-------- Input

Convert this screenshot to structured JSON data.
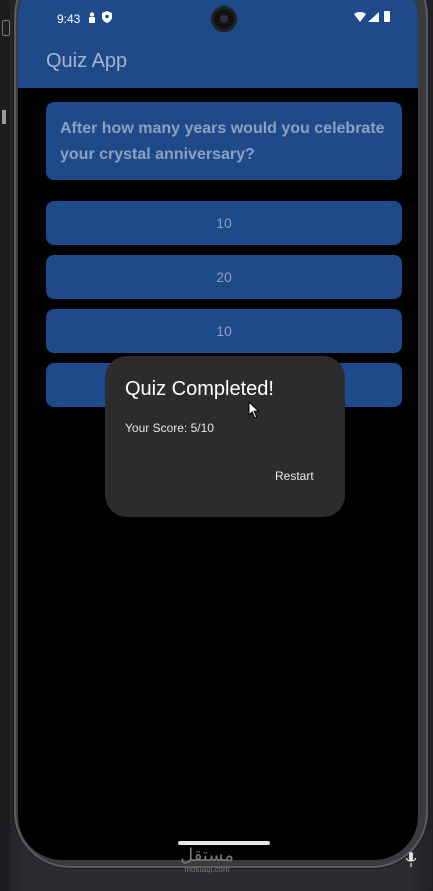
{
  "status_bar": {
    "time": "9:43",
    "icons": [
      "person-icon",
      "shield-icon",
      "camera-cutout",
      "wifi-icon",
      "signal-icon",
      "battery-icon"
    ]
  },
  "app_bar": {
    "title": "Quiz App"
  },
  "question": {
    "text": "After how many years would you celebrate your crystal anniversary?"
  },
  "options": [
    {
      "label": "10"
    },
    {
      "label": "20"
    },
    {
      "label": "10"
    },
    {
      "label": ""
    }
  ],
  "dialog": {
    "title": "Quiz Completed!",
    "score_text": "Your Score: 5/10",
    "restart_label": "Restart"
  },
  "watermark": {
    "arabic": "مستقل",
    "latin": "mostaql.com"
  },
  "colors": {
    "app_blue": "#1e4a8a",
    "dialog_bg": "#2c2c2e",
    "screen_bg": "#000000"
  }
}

----------------
-------- Input

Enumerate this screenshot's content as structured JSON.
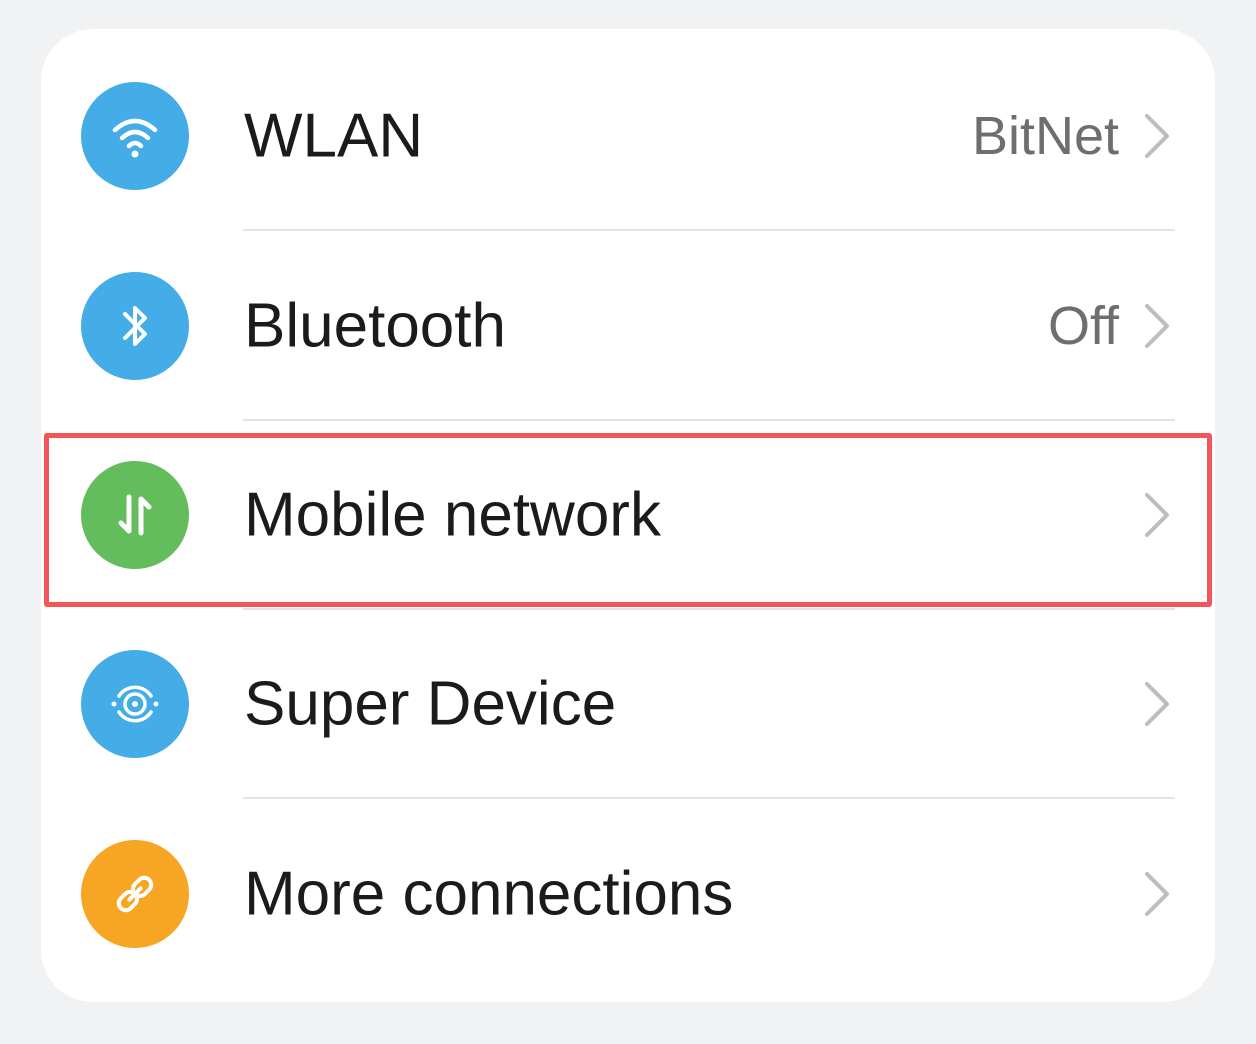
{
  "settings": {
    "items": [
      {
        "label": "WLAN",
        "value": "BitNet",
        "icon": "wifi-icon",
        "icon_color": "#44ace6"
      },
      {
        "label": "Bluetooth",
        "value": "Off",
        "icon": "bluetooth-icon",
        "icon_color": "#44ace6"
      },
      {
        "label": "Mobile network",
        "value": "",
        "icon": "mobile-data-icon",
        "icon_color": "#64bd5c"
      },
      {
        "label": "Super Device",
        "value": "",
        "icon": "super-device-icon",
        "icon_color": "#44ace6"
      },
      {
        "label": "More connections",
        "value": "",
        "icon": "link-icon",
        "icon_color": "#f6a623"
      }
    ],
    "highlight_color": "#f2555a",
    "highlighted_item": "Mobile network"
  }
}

----------------

▶ **What is needed**: Show the lines of the records that contain the word "this".

▶ **Solution**:
Convert this screenshot to structured JSON data.
Enumerate this screenshot's content as structured JSON.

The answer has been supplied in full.